# start of RECORD EXCERPTS
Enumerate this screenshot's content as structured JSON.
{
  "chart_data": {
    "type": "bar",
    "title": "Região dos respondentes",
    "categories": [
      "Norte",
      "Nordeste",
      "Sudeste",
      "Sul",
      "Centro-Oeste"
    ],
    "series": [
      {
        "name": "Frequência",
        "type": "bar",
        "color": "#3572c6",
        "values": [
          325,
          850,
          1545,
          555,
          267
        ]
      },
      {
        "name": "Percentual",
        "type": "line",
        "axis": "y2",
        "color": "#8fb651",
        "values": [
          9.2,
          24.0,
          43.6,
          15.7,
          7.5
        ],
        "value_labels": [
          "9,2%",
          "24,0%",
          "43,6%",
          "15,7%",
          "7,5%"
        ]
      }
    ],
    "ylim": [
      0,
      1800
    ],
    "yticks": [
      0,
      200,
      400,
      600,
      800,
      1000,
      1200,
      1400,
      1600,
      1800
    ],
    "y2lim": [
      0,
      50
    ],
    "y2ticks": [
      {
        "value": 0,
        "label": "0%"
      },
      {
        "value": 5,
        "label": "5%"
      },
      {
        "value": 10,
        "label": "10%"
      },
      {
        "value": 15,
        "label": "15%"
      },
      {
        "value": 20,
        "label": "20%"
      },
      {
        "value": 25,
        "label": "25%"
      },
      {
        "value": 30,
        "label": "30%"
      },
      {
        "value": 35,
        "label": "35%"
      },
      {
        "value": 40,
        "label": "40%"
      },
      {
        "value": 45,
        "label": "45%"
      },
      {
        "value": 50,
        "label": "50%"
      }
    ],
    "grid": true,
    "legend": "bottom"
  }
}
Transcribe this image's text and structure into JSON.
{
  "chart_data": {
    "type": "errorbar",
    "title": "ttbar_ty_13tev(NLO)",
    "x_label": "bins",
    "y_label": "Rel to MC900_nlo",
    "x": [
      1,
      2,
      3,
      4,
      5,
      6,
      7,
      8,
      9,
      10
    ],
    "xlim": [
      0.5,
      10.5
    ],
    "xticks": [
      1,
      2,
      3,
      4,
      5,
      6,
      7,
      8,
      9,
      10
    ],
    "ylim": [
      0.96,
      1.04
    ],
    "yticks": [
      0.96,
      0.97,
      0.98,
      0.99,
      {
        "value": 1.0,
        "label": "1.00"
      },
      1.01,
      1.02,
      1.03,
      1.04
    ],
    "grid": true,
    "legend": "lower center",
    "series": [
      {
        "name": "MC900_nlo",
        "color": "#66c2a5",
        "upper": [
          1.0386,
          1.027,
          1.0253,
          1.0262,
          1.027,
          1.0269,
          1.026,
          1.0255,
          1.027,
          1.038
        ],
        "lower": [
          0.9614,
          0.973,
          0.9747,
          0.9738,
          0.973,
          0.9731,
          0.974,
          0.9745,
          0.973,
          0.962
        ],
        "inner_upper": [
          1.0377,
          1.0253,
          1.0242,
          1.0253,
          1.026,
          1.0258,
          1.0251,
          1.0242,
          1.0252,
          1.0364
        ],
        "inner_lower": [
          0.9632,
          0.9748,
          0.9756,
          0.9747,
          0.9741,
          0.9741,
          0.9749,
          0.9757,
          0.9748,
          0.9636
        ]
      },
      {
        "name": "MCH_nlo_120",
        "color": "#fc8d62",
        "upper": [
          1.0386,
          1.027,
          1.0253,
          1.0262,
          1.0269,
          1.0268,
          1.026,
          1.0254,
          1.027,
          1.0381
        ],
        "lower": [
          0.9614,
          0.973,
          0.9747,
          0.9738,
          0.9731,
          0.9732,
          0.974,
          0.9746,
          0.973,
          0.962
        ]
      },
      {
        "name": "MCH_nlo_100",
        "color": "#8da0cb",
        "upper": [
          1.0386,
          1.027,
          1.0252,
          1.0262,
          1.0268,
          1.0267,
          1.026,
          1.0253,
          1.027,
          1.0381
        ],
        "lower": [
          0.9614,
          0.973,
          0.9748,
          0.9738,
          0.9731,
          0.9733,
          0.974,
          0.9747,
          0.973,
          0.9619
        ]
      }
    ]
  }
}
# end of RECORD EXCERPTS
◆ TASK DESCRIPTION
Reproduce every line from the entries that holds the word "type".

◆ REPLY TO THE EXERCISE
    "type": "bar",
        "type": "bar",
        "type": "line",
    "type": "errorbar",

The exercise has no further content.